'''

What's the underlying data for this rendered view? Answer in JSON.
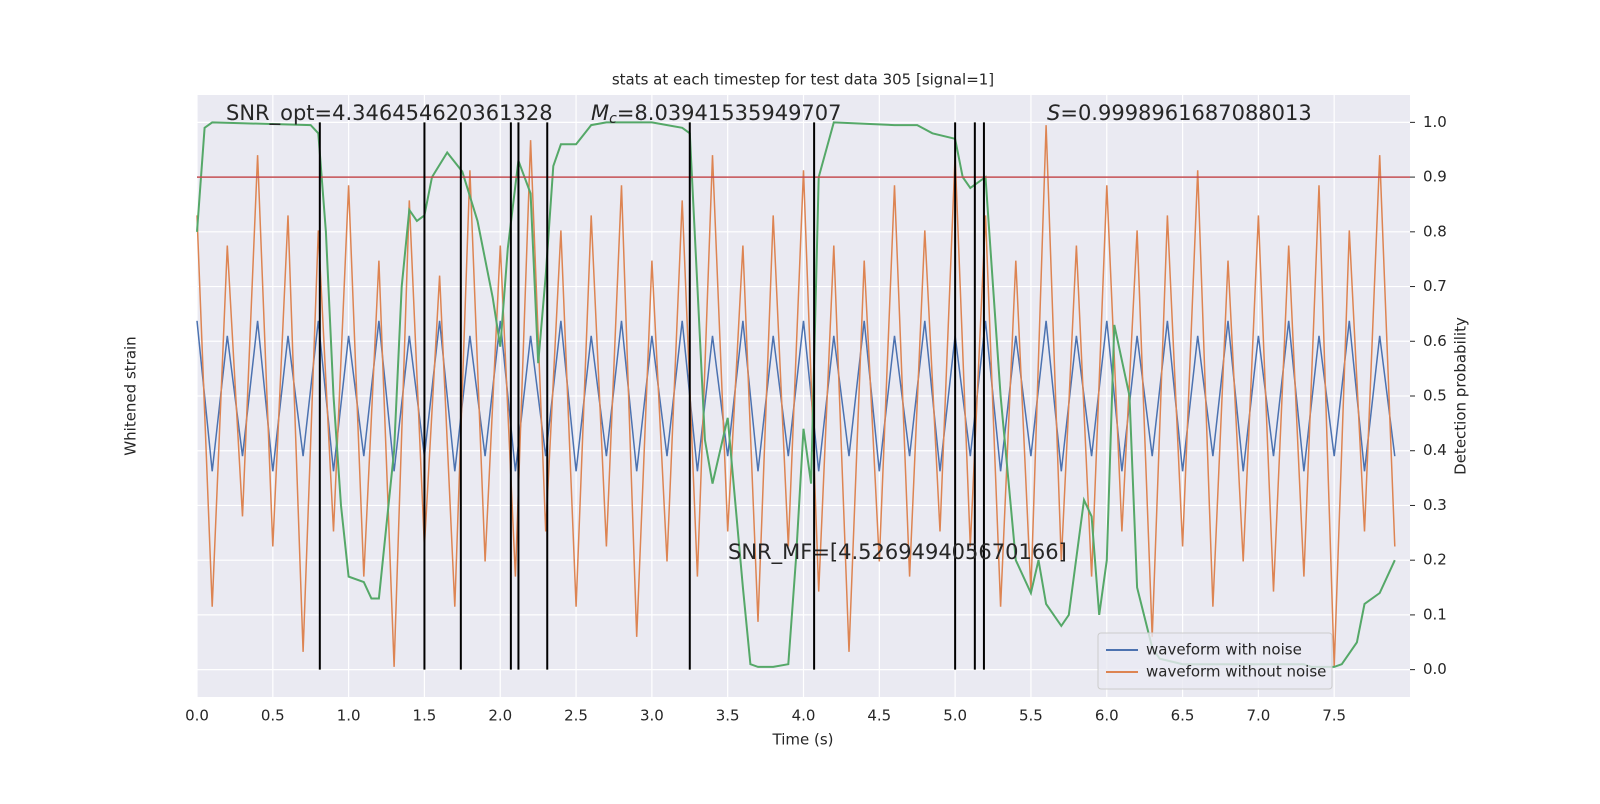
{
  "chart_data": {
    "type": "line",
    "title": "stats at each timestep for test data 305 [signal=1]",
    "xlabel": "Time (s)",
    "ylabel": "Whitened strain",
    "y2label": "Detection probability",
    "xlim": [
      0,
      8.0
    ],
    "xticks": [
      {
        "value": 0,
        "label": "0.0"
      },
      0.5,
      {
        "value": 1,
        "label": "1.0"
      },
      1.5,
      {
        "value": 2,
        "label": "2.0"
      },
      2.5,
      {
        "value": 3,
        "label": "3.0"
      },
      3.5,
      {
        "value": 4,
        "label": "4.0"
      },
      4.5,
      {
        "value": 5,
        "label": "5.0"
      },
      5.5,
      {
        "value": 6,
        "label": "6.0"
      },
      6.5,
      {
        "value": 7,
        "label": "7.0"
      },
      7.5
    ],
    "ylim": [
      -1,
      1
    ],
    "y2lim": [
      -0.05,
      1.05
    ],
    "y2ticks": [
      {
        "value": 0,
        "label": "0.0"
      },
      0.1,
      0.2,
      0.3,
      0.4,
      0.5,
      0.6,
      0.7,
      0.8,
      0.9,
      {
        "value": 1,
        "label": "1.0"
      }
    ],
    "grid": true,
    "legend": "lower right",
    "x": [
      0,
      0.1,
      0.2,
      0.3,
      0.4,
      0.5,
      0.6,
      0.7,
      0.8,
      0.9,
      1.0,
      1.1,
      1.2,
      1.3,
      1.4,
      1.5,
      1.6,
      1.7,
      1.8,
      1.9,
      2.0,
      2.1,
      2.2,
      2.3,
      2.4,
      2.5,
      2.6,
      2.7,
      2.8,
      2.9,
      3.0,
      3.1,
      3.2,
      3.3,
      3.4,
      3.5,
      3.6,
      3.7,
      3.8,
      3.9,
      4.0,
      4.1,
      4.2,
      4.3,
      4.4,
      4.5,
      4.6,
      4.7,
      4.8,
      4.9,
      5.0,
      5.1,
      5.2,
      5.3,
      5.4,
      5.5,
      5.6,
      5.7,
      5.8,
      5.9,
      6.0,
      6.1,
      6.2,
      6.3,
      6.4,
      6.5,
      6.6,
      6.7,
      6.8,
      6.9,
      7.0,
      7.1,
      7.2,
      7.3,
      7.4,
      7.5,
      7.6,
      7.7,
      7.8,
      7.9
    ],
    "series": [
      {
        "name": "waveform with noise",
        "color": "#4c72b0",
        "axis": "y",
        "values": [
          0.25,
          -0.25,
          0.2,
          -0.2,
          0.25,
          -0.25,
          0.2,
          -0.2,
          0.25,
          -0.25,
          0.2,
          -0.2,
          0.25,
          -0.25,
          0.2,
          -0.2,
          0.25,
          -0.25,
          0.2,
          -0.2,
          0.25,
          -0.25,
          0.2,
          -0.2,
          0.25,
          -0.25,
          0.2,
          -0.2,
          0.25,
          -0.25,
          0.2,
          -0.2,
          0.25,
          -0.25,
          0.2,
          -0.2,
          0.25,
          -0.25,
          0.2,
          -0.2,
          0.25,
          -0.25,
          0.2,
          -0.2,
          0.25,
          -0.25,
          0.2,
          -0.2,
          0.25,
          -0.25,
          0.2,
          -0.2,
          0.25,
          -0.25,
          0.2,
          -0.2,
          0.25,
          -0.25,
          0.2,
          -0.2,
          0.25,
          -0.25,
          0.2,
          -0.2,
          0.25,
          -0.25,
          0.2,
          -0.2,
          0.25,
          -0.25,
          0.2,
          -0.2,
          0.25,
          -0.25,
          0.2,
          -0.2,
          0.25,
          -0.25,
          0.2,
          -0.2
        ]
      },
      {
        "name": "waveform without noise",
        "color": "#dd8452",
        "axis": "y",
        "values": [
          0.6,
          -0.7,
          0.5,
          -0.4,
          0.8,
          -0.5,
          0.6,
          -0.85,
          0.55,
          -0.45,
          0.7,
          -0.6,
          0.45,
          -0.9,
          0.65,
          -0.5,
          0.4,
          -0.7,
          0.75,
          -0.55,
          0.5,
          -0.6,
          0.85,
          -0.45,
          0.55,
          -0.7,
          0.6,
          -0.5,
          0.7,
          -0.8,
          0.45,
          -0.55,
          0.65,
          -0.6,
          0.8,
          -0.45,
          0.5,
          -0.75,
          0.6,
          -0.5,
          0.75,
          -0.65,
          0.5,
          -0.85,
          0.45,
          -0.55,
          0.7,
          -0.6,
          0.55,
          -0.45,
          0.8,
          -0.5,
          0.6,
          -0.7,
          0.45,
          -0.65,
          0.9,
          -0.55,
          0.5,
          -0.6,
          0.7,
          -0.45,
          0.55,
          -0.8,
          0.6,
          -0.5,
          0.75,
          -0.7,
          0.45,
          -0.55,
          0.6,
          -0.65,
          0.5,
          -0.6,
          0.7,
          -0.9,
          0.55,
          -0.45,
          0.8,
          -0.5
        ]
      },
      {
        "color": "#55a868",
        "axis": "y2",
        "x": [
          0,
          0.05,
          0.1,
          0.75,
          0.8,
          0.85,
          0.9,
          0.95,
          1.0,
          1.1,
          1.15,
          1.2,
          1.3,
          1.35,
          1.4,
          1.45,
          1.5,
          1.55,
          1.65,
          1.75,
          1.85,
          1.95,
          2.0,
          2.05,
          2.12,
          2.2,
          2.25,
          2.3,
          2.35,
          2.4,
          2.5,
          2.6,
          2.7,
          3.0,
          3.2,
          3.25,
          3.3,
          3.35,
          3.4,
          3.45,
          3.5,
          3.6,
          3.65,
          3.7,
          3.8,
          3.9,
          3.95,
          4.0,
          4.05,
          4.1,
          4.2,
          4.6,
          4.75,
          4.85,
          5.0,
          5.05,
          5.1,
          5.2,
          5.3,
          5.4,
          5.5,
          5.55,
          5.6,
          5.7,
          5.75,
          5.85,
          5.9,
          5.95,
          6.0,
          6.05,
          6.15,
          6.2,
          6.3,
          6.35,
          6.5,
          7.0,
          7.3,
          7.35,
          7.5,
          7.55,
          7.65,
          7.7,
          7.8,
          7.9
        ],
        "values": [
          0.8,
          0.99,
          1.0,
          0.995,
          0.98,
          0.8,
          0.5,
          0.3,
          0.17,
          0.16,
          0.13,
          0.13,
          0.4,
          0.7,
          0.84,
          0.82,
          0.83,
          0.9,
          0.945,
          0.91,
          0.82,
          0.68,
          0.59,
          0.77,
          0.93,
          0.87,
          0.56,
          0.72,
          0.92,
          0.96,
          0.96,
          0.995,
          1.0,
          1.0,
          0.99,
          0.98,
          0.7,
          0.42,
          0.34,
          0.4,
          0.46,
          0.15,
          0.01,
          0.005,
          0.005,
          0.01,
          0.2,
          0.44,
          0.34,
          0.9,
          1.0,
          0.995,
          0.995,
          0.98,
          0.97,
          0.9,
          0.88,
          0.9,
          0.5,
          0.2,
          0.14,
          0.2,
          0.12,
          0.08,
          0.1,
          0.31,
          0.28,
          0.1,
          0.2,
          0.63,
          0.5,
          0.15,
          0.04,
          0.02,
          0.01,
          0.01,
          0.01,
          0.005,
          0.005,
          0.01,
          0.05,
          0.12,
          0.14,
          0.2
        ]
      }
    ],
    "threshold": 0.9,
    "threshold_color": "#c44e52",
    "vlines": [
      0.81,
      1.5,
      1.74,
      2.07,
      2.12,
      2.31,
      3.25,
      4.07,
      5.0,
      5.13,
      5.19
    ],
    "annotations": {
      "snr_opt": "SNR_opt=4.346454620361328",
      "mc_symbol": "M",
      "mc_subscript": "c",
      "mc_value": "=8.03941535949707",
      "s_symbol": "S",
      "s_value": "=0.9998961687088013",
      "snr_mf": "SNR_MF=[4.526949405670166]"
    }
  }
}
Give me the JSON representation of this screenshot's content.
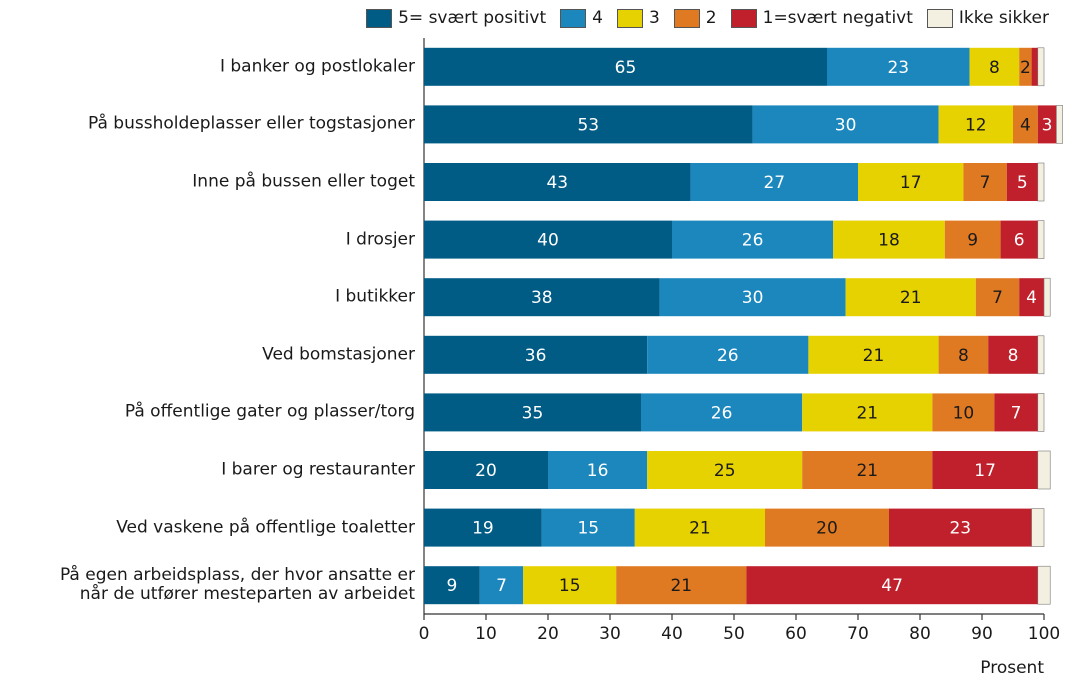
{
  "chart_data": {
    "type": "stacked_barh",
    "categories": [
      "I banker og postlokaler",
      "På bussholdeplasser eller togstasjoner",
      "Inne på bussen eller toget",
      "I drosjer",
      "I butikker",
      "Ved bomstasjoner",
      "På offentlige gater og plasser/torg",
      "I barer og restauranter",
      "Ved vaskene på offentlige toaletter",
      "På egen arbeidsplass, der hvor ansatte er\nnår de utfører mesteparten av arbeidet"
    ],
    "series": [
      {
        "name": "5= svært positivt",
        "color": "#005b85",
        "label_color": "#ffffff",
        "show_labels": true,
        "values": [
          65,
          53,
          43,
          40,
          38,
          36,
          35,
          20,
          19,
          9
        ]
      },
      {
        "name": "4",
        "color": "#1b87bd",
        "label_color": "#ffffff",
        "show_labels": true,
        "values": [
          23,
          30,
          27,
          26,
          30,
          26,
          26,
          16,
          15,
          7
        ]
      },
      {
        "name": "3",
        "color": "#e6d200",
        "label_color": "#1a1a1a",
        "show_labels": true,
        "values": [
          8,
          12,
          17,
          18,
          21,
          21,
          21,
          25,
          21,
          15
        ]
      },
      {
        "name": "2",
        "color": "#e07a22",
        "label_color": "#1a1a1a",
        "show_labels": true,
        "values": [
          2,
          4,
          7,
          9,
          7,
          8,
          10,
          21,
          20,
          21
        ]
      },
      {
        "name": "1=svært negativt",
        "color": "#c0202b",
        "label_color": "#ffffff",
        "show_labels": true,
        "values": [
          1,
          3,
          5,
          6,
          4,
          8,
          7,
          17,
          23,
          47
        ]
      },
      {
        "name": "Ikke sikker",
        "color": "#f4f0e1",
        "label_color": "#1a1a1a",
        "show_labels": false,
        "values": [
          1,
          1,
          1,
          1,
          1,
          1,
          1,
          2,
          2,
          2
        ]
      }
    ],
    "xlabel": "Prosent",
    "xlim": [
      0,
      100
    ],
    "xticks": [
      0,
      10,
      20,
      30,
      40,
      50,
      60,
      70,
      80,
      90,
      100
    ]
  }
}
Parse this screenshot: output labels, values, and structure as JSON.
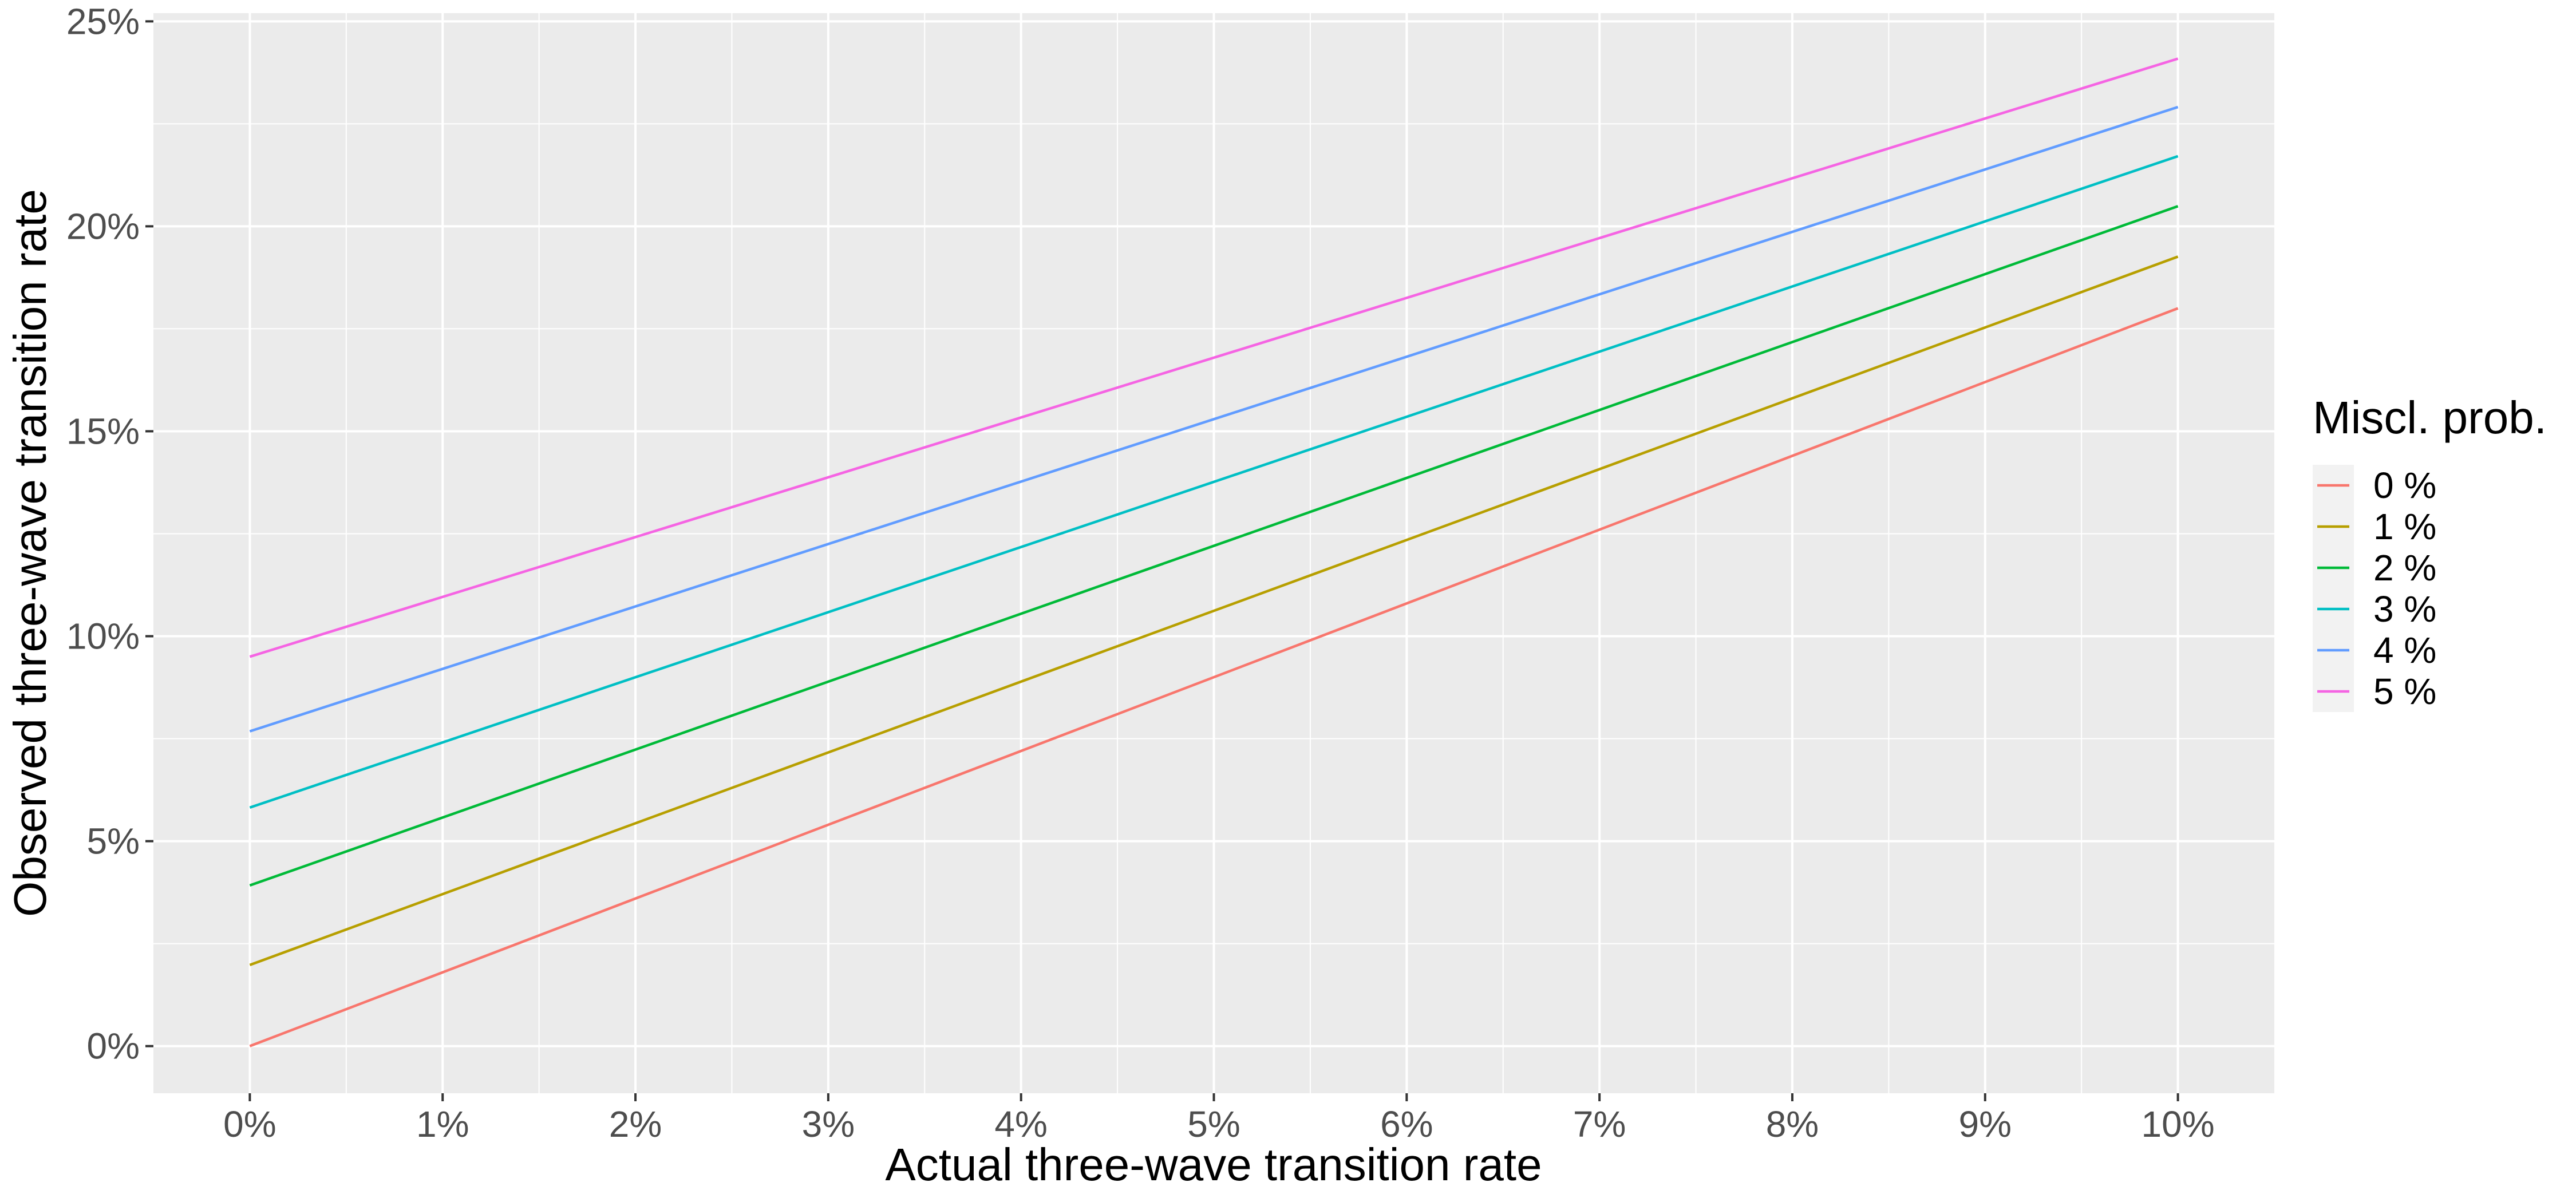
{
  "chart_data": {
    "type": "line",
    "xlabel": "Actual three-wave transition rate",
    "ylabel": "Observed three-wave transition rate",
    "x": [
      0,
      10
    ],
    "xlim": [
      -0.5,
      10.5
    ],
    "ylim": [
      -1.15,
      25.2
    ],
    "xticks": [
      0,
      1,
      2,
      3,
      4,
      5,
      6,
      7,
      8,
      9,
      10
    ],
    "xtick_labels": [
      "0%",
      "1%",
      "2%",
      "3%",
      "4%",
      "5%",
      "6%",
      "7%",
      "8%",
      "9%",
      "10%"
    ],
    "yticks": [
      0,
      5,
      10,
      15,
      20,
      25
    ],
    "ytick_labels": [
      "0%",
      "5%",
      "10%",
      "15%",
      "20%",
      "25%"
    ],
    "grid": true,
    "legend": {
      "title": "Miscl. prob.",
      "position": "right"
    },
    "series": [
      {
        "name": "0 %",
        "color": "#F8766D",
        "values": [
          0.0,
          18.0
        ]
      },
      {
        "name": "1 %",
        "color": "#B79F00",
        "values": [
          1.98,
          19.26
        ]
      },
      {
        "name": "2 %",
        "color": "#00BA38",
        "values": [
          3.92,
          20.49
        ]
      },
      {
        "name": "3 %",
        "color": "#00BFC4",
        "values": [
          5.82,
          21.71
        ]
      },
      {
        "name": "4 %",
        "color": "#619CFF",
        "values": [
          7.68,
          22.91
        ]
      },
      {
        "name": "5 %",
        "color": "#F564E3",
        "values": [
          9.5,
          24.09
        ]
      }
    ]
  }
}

'''

From the material above, gather all lines that include the string "this" and copy them.

What's the underlying data for this rendered view? Answer in JSON.
Give me the JSON representation of this screenshot's content.
Parse this screenshot: output labels, values, and structure as JSON.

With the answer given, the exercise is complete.